▶ _Directions_
Leave out the pictures and transcribe the rest of the records exactly.
BEGIN Supplied records
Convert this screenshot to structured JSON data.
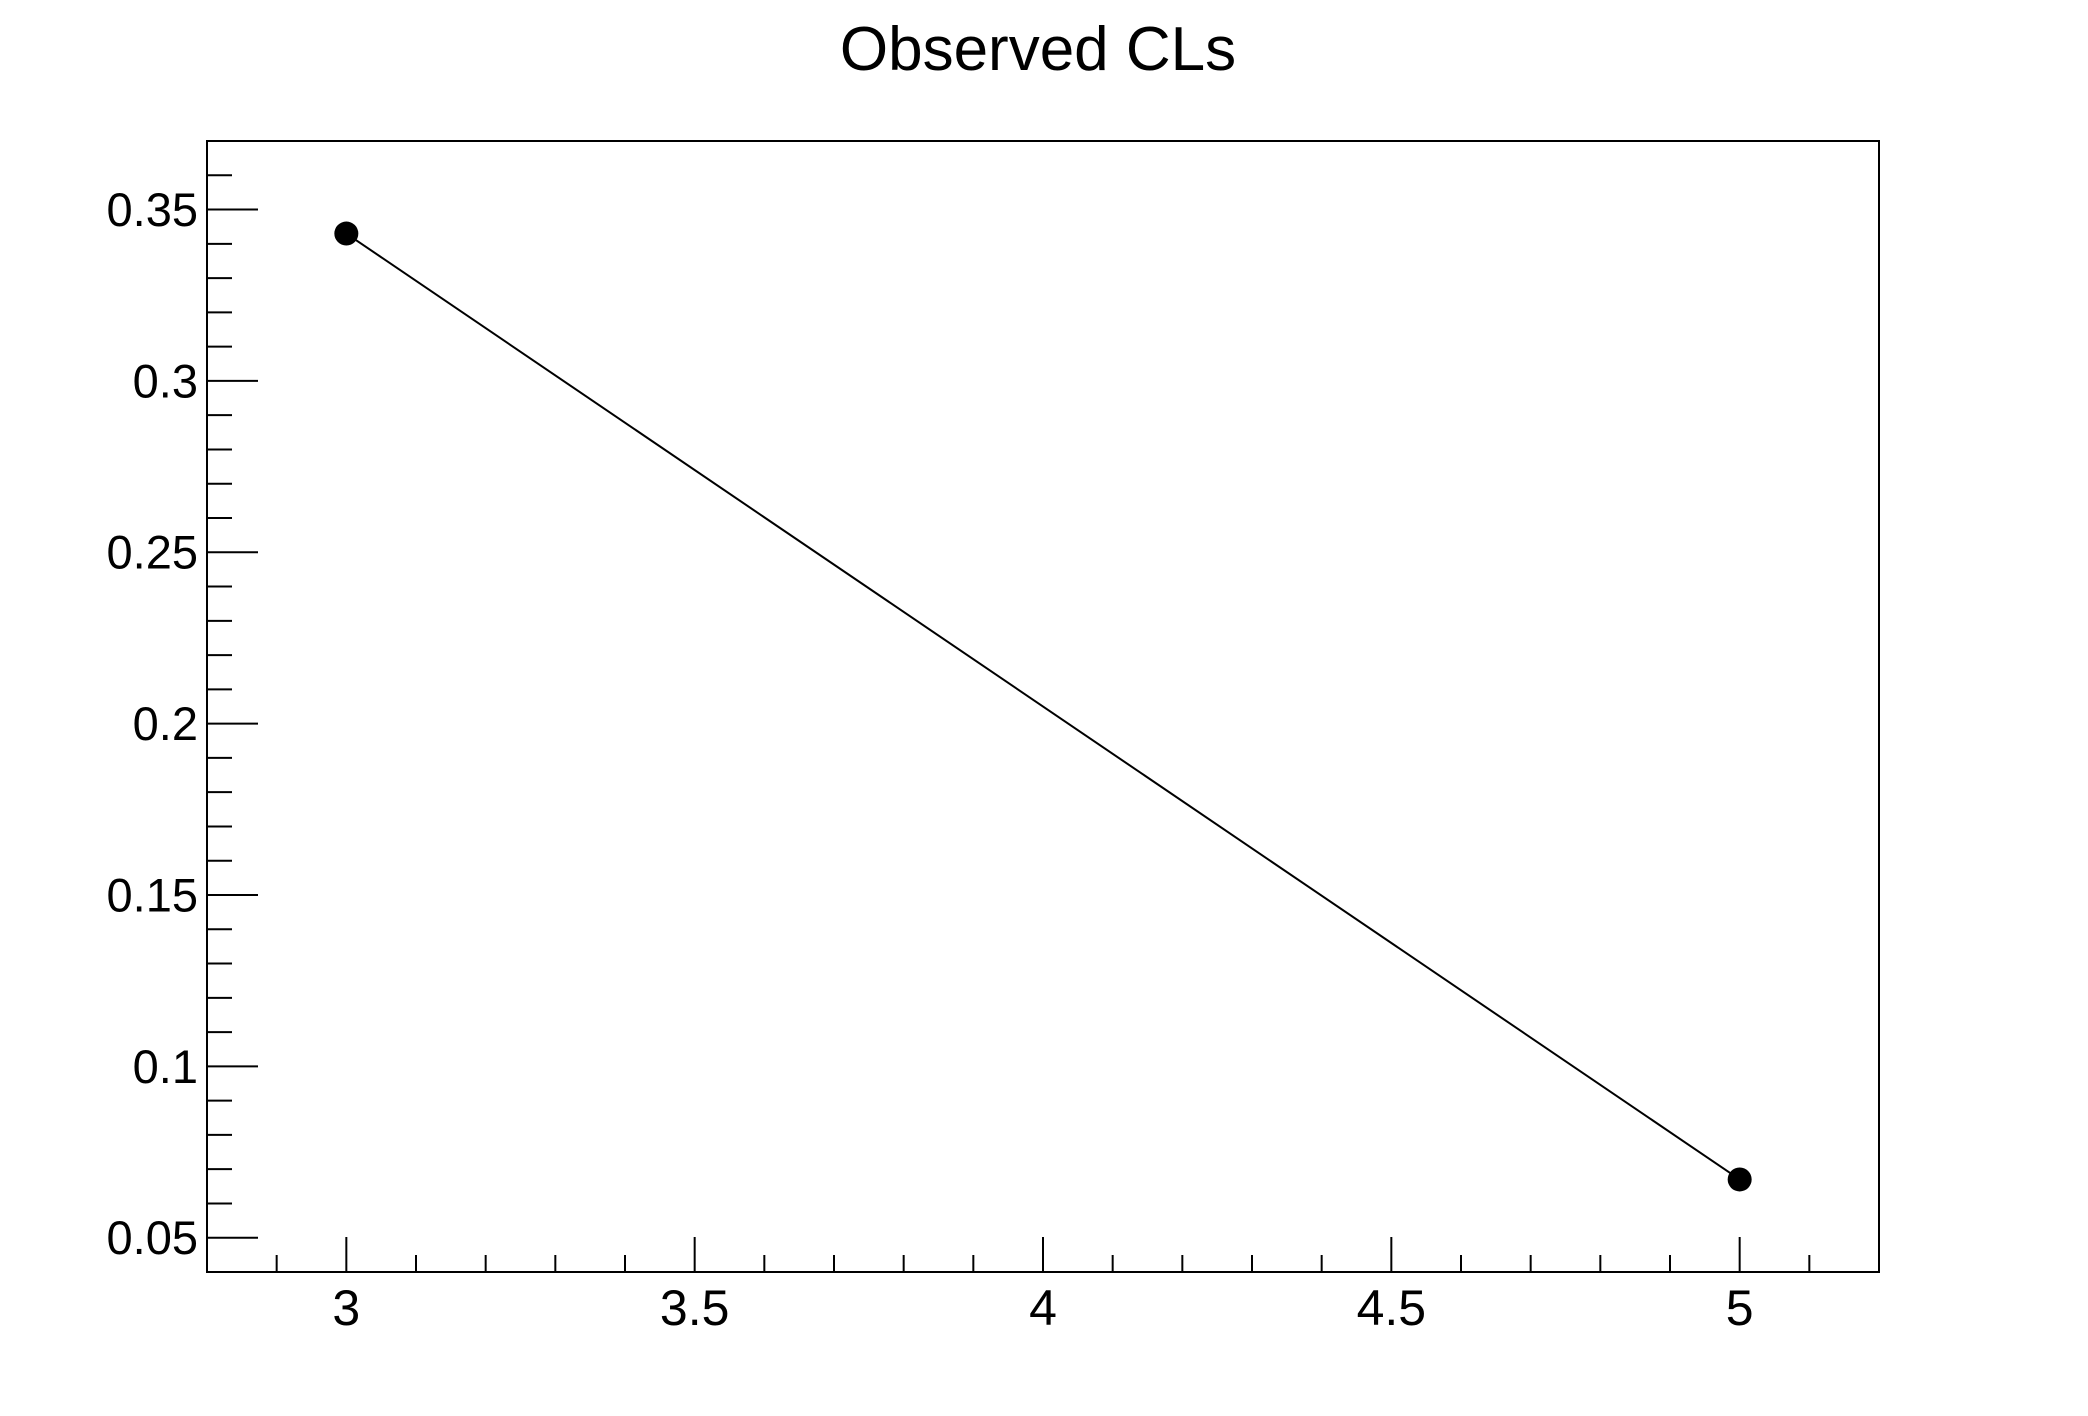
{
  "title": "Observed CLs",
  "chart_data": {
    "type": "line",
    "title": "Observed CLs",
    "series": [
      {
        "name": "Observed CLs",
        "x": [
          3,
          5
        ],
        "y": [
          0.343,
          0.067
        ]
      }
    ],
    "xlabel": "",
    "ylabel": "",
    "xlim": [
      2.8,
      5.2
    ],
    "ylim": [
      0.04,
      0.37
    ],
    "x_major_ticks": [
      3,
      3.5,
      4,
      4.5,
      5
    ],
    "x_tick_labels": [
      "3",
      "3.5",
      "4",
      "4.5",
      "5"
    ],
    "x_minor_step": 0.1,
    "y_major_ticks": [
      0.05,
      0.1,
      0.15,
      0.2,
      0.25,
      0.3,
      0.35
    ],
    "y_tick_labels": [
      "0.05",
      "0.1",
      "0.15",
      "0.2",
      "0.25",
      "0.3",
      "0.35"
    ],
    "y_minor_step": 0.01,
    "grid": false,
    "legend": false,
    "marker": "filled-circle",
    "line_color": "#000000",
    "marker_color": "#000000",
    "axis_color": "#000000",
    "background": "#ffffff",
    "tick_direction": "in",
    "ticks_on": [
      "left",
      "bottom"
    ]
  }
}
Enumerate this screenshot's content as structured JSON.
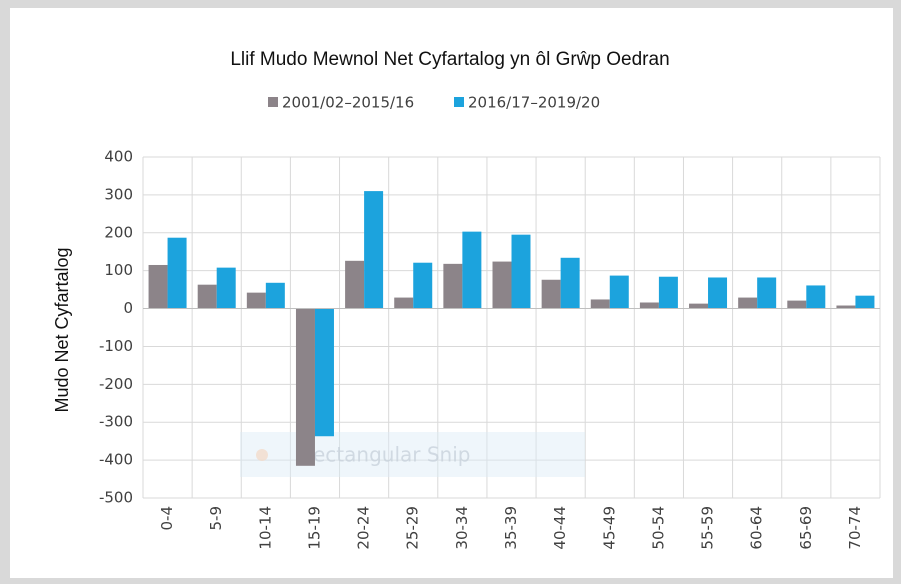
{
  "chart_data": {
    "type": "bar",
    "title": "Llif Mudo Mewnol Net Cyfartalog yn ôl Grŵp Oedran",
    "y_label": "Mudo Net Cyfartalog",
    "annotation": "Rectangular Snip",
    "categories": [
      "0-4",
      "5-9",
      "10-14",
      "15-19",
      "20-24",
      "25-29",
      "30-34",
      "35-39",
      "40-44",
      "45-49",
      "50-54",
      "55-59",
      "60-64",
      "65-69",
      "70-74"
    ],
    "series": [
      {
        "name": "2001/02–2015/16",
        "color": "#8c8489",
        "values": [
          115,
          63,
          42,
          -415,
          126,
          29,
          118,
          124,
          76,
          24,
          16,
          13,
          29,
          21,
          8
        ]
      },
      {
        "name": "2016/17–2019/20",
        "color": "#1ca3dd",
        "values": [
          187,
          108,
          68,
          -337,
          310,
          121,
          203,
          195,
          134,
          87,
          84,
          82,
          82,
          61,
          34
        ]
      }
    ],
    "ylim": [
      -500,
      400
    ],
    "yticks": [
      -500,
      -400,
      -300,
      -200,
      -100,
      0,
      100,
      200,
      300,
      400
    ],
    "grid": true,
    "legend": "top"
  }
}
END Supplied records
▶ _Final answer_
Convert this screenshot to structured JSON data.
{
  "title": "Observed CLs",
  "chart_data": {
    "type": "line",
    "title": "Observed CLs",
    "series": [
      {
        "name": "Observed CLs",
        "x": [
          3,
          5
        ],
        "y": [
          0.343,
          0.067
        ]
      }
    ],
    "xlabel": "",
    "ylabel": "",
    "xlim": [
      2.8,
      5.2
    ],
    "ylim": [
      0.04,
      0.37
    ],
    "x_major_ticks": [
      3,
      3.5,
      4,
      4.5,
      5
    ],
    "x_tick_labels": [
      "3",
      "3.5",
      "4",
      "4.5",
      "5"
    ],
    "x_minor_step": 0.1,
    "y_major_ticks": [
      0.05,
      0.1,
      0.15,
      0.2,
      0.25,
      0.3,
      0.35
    ],
    "y_tick_labels": [
      "0.05",
      "0.1",
      "0.15",
      "0.2",
      "0.25",
      "0.3",
      "0.35"
    ],
    "y_minor_step": 0.01,
    "grid": false,
    "legend": false,
    "marker": "filled-circle",
    "line_color": "#000000",
    "marker_color": "#000000",
    "axis_color": "#000000",
    "background": "#ffffff",
    "tick_direction": "in",
    "ticks_on": [
      "left",
      "bottom"
    ]
  }
}
Enumerate this screenshot's content as structured JSON.
{
  "chart_data": {
    "type": "bar",
    "title": "Llif Mudo Mewnol Net Cyfartalog yn ôl Grŵp Oedran",
    "y_label": "Mudo Net Cyfartalog",
    "annotation": "Rectangular Snip",
    "categories": [
      "0-4",
      "5-9",
      "10-14",
      "15-19",
      "20-24",
      "25-29",
      "30-34",
      "35-39",
      "40-44",
      "45-49",
      "50-54",
      "55-59",
      "60-64",
      "65-69",
      "70-74"
    ],
    "series": [
      {
        "name": "2001/02–2015/16",
        "color": "#8c8489",
        "values": [
          115,
          63,
          42,
          -415,
          126,
          29,
          118,
          124,
          76,
          24,
          16,
          13,
          29,
          21,
          8
        ]
      },
      {
        "name": "2016/17–2019/20",
        "color": "#1ca3dd",
        "values": [
          187,
          108,
          68,
          -337,
          310,
          121,
          203,
          195,
          134,
          87,
          84,
          82,
          82,
          61,
          34
        ]
      }
    ],
    "ylim": [
      -500,
      400
    ],
    "yticks": [
      -500,
      -400,
      -300,
      -200,
      -100,
      0,
      100,
      200,
      300,
      400
    ],
    "grid": true,
    "legend": "top"
  }
}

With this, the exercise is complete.